— Written task —
Reproduce each line exactly, including spacing and punctuation.

--- START OF Data provided ---

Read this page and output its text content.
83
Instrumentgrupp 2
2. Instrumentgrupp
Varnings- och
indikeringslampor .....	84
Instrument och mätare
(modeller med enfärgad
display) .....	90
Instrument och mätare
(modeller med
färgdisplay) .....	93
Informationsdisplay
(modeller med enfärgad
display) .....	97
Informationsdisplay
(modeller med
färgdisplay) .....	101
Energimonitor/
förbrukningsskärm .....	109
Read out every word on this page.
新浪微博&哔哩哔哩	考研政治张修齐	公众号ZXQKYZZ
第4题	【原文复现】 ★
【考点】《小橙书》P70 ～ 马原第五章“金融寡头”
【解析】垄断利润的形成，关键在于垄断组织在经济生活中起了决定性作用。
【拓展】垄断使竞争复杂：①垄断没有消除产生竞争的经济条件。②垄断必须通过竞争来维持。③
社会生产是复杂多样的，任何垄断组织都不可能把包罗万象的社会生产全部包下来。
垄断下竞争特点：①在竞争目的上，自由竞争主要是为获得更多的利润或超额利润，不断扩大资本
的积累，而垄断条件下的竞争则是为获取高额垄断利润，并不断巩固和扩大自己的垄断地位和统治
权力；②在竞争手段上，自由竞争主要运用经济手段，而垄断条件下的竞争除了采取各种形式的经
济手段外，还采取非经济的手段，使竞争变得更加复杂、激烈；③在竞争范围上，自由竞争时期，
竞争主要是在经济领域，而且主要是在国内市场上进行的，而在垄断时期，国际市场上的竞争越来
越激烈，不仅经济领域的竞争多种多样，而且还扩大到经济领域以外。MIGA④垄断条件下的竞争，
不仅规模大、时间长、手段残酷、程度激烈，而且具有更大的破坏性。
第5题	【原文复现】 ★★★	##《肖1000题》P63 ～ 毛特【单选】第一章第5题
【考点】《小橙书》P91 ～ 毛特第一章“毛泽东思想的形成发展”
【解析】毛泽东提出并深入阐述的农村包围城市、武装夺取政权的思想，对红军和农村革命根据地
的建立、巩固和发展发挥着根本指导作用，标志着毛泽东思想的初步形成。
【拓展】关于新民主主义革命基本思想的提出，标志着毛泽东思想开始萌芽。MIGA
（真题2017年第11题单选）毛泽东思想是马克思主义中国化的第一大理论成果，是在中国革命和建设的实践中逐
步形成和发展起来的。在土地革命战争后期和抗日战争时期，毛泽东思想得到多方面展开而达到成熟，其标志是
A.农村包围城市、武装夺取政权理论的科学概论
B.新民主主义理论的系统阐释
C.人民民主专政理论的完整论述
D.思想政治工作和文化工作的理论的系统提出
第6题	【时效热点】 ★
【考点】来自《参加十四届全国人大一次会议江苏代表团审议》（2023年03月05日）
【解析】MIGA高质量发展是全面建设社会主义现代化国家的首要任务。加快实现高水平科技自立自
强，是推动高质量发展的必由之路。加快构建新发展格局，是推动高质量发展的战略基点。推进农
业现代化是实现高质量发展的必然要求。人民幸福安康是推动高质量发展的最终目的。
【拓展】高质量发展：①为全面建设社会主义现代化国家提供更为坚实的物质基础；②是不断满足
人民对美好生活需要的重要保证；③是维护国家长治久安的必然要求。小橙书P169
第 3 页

--- END OF Data provided ---

— Task output —
Read this page and output its text content.
83
Instrumentgrupp 2
2. Instrumentgrupp
Varnings- och
indikeringslampor .....	84
Instrument och mätare
(modeller med enfärgad
display) .....	90
Instrument och mätare
(modeller med
färgdisplay) .....	93
Informationsdisplay
(modeller med enfärgad
display) .....	97
Informationsdisplay
(modeller med
färgdisplay) .....	101
Energimonitor/
förbrukningsskärm .....	109
Read out every word on this page.
新浪微博&哔哩哔哩	考研政治张修齐	公众号ZXQKYZZ
第4题	【原文复现】 ★
【考点】《小橙书》P70 ～ 马原第五章“金融寡头”
【解析】垄断利润的形成，关键在于垄断组织在经济生活中起了决定性作用。
【拓展】垄断使竞争复杂：①垄断没有消除产生竞争的经济条件。②垄断必须通过竞争来维持。③
社会生产是复杂多样的，任何垄断组织都不可能把包罗万象的社会生产全部包下来。
垄断下竞争特点：①在竞争目的上，自由竞争主要是为获得更多的利润或超额利润，不断扩大资本
的积累，而垄断条件下的竞争则是为获取高额垄断利润，并不断巩固和扩大自己的垄断地位和统治
权力；②在竞争手段上，自由竞争主要运用经济手段，而垄断条件下的竞争除了采取各种形式的经
济手段外，还采取非经济的手段，使竞争变得更加复杂、激烈；③在竞争范围上，自由竞争时期，
竞争主要是在经济领域，而且主要是在国内市场上进行的，而在垄断时期，国际市场上的竞争越来
越激烈，不仅经济领域的竞争多种多样，而且还扩大到经济领域以外。MIGA④垄断条件下的竞争，
不仅规模大、时间长、手段残酷、程度激烈，而且具有更大的破坏性。
第5题	【原文复现】 ★★★	##《肖1000题》P63 ～ 毛特【单选】第一章第5题
【考点】《小橙书》P91 ～ 毛特第一章“毛泽东思想的形成发展”
【解析】毛泽东提出并深入阐述的农村包围城市、武装夺取政权的思想，对红军和农村革命根据地
的建立、巩固和发展发挥着根本指导作用，标志着毛泽东思想的初步形成。
【拓展】关于新民主主义革命基本思想的提出，标志着毛泽东思想开始萌芽。MIGA
（真题2017年第11题单选）毛泽东思想是马克思主义中国化的第一大理论成果，是在中国革命和建设的实践中逐
步形成和发展起来的。在土地革命战争后期和抗日战争时期，毛泽东思想得到多方面展开而达到成熟，其标志是
A.农村包围城市、武装夺取政权理论的科学概论
B.新民主主义理论的系统阐释
C.人民民主专政理论的完整论述
D.思想政治工作和文化工作的理论的系统提出
第6题	【时效热点】 ★
【考点】来自《参加十四届全国人大一次会议江苏代表团审议》（2023年03月05日）
【解析】MIGA高质量发展是全面建设社会主义现代化国家的首要任务。加快实现高水平科技自立自
强，是推动高质量发展的必由之路。加快构建新发展格局，是推动高质量发展的战略基点。推进农
业现代化是实现高质量发展的必然要求。人民幸福安康是推动高质量发展的最终目的。
【拓展】高质量发展：①为全面建设社会主义现代化国家提供更为坚实的物质基础；②是不断满足
人民对美好生活需要的重要保证；③是维护国家长治久安的必然要求。小橙书P169
第 3 页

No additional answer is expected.